- [WHAT YOU HAVE TO DO]
Copy out the listing below word for word, from its first line through the line containing "Bar xyxy=(451,785,600,830)", and stop there.
** Begin **
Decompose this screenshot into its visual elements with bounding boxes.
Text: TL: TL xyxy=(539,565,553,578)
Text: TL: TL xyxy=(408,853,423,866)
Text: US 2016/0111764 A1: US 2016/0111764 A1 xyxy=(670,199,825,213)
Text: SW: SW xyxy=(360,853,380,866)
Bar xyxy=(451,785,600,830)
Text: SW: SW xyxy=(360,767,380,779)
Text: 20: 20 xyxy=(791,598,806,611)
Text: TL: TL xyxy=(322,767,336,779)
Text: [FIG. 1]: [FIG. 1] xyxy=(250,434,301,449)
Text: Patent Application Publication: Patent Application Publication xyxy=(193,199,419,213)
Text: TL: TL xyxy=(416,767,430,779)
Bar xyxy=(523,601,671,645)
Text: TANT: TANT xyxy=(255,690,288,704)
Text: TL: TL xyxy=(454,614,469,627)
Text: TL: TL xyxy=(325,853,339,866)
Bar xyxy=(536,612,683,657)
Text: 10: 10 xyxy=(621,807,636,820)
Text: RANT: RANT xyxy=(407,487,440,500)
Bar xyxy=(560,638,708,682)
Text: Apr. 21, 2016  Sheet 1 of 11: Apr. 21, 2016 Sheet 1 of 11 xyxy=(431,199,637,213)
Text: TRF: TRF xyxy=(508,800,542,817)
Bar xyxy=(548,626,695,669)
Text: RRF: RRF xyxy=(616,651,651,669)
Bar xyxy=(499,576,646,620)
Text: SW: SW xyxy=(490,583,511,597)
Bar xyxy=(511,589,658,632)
** End **
- [RESPONSE TO THIS TASK]
Decompose this screenshot into its visual elements with bounding boxes.
Text: TL: TL xyxy=(539,565,553,578)
Text: TL: TL xyxy=(408,853,423,866)
Text: US 2016/0111764 A1: US 2016/0111764 A1 xyxy=(670,199,825,213)
Text: SW: SW xyxy=(360,853,380,866)
Bar xyxy=(451,785,600,830)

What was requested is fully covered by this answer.